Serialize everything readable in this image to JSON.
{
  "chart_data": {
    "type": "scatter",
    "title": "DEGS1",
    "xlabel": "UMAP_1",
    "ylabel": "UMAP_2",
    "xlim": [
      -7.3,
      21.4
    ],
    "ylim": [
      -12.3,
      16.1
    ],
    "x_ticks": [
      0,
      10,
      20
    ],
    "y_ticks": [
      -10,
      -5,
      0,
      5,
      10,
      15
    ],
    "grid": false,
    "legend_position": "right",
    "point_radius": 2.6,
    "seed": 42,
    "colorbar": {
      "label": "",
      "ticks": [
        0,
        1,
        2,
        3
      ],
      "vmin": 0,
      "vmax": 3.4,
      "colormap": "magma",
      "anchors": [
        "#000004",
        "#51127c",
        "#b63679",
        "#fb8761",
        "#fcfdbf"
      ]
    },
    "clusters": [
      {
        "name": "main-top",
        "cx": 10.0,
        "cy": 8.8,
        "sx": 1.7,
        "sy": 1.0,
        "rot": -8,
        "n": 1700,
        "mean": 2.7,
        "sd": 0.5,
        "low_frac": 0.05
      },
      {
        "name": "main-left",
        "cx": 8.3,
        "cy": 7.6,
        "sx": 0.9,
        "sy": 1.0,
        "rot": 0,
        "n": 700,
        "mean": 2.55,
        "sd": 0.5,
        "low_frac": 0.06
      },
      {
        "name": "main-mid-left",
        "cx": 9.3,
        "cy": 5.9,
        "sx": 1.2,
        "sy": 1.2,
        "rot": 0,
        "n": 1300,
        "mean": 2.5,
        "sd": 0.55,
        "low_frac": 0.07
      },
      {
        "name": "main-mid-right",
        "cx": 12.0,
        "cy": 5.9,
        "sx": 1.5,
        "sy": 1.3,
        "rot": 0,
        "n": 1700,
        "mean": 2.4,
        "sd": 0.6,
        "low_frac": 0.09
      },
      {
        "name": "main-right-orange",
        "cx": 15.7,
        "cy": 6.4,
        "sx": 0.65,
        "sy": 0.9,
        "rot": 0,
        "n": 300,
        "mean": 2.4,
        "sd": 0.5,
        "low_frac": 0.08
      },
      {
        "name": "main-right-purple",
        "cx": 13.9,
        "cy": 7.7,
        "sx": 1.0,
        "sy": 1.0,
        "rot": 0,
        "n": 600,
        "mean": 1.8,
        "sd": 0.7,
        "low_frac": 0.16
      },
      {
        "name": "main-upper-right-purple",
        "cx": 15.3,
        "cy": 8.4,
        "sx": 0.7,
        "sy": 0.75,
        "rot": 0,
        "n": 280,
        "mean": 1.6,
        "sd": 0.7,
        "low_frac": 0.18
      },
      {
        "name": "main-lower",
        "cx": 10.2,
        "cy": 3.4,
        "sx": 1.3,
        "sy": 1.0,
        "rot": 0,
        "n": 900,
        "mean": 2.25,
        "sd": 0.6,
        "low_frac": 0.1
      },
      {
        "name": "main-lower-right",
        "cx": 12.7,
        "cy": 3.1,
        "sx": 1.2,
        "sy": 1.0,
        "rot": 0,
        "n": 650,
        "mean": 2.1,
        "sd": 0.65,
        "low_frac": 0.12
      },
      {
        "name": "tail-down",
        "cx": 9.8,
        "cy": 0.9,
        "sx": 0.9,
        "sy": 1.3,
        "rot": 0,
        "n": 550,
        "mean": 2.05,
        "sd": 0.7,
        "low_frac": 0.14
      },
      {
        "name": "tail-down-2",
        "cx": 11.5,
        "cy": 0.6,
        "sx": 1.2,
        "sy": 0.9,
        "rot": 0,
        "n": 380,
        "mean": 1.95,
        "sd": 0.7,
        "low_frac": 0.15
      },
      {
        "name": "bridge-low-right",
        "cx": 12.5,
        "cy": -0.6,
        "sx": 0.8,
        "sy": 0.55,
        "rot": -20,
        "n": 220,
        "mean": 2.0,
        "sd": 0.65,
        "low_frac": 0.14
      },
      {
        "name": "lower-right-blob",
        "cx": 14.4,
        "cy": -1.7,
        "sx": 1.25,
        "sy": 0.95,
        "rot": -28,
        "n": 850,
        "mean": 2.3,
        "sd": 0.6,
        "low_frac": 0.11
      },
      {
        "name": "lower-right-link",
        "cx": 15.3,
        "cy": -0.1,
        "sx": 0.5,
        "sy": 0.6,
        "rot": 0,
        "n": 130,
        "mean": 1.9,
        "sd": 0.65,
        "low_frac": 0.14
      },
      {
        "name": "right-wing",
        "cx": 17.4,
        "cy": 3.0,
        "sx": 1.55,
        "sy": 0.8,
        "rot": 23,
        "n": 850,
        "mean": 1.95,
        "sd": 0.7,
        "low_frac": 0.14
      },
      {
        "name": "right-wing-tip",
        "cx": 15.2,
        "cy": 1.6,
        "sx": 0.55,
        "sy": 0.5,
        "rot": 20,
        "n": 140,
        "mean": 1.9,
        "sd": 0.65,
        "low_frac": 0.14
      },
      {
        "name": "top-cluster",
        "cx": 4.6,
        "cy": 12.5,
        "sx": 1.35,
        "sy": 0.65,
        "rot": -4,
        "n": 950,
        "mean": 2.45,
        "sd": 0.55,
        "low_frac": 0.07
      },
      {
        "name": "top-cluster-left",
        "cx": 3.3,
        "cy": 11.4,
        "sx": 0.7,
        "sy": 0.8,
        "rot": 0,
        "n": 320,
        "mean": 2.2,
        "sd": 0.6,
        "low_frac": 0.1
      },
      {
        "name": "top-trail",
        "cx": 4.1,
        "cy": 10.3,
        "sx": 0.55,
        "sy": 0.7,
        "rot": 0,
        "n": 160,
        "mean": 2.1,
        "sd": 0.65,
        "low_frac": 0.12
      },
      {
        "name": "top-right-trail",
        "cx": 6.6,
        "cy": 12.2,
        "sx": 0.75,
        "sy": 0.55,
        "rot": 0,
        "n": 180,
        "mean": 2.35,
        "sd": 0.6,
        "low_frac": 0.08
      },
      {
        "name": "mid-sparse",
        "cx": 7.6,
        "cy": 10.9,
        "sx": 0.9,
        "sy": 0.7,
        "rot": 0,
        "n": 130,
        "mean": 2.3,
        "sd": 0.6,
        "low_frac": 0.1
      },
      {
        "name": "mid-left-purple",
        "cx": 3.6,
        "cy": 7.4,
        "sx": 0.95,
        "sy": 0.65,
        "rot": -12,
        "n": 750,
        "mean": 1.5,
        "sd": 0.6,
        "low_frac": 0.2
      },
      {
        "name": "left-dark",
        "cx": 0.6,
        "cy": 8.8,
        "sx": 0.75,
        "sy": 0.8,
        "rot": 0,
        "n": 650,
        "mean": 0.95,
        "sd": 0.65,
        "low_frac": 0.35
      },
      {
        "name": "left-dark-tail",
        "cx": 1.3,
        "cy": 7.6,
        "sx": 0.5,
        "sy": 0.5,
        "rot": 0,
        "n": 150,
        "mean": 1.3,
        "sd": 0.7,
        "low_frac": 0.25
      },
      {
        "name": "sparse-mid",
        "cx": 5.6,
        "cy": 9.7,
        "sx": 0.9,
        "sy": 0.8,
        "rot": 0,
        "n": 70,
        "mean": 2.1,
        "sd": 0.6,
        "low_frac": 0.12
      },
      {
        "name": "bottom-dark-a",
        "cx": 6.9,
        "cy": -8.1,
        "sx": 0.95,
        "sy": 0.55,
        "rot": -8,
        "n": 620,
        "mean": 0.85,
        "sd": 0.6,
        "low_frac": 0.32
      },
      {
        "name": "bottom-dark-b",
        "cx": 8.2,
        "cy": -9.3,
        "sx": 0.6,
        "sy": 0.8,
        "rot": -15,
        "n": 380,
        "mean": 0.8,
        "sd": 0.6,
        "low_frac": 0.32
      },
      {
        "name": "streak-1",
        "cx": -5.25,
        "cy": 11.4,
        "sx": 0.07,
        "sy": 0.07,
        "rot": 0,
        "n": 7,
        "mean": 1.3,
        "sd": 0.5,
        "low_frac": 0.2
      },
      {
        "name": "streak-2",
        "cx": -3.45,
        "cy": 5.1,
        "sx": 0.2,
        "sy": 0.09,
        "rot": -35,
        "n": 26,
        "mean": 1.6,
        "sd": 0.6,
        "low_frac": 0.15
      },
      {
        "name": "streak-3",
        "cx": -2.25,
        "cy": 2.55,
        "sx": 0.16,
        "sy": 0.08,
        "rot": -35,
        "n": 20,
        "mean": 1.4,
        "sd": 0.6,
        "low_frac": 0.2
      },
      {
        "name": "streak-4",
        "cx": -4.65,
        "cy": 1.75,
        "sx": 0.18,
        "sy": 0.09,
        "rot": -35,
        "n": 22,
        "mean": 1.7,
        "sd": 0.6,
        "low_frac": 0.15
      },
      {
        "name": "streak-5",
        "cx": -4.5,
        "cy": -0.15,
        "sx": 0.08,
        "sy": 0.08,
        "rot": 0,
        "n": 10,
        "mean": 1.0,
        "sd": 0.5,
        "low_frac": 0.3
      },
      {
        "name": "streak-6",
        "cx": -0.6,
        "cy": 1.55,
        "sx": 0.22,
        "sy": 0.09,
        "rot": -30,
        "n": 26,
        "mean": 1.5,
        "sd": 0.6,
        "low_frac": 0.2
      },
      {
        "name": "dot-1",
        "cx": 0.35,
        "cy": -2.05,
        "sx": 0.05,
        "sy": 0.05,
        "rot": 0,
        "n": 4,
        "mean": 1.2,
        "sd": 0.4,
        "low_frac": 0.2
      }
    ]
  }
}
-=-=-
Exercise aim: Looking at the data above, how many lines hold the word "dark"? Respond with the number alone.

Task answer: 4